Short exercise: Exactly as they appear, output all of the entries.

Entries taken from a collection:

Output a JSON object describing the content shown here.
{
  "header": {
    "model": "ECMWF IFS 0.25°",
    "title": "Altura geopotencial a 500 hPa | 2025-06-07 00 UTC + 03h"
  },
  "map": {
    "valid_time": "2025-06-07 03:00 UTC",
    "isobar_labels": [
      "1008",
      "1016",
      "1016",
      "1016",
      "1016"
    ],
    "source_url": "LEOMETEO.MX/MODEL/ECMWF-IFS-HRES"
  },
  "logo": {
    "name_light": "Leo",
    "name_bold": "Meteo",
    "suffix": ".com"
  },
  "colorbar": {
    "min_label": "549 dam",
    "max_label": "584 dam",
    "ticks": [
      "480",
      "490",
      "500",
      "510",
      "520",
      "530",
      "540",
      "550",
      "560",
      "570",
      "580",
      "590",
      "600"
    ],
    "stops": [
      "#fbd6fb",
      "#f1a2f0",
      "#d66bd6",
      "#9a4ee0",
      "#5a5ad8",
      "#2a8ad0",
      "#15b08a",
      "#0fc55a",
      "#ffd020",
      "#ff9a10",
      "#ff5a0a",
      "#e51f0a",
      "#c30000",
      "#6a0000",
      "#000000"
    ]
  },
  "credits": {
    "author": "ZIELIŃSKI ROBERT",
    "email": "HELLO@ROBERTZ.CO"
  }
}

Response to this exercise:
Output a JSON object describing the content shown here.
{
  "header": {
    "model": "ECMWF IFS 0.25°",
    "title": "Altura geopotencial a 500 hPa | 2025-06-07 00 UTC + 03h"
  },
  "map": {
    "valid_time": "2025-06-07 03:00 UTC",
    "isobar_labels": [
      "1008",
      "1016",
      "1016",
      "1016",
      "1016"
    ],
    "source_url": "LEOMETEO.MX/MODEL/ECMWF-IFS-HRES"
  },
  "logo": {
    "name_light": "Leo",
    "name_bold": "Meteo",
    "suffix": ".com"
  },
  "colorbar": {
    "min_label": "549 dam",
    "max_label": "584 dam",
    "ticks": [
      "480",
      "490",
      "500",
      "510",
      "520",
      "530",
      "540",
      "550",
      "560",
      "570",
      "580",
      "590",
      "600"
    ],
    "stops": [
      "#fbd6fb",
      "#f1a2f0",
      "#d66bd6",
      "#9a4ee0",
      "#5a5ad8",
      "#2a8ad0",
      "#15b08a",
      "#0fc55a",
      "#ffd020",
      "#ff9a10",
      "#ff5a0a",
      "#e51f0a",
      "#c30000",
      "#6a0000",
      "#000000"
    ]
  },
  "credits": {
    "author": "ZIELIŃSKI ROBERT",
    "email": "HELLO@ROBERTZ.CO"
  }
}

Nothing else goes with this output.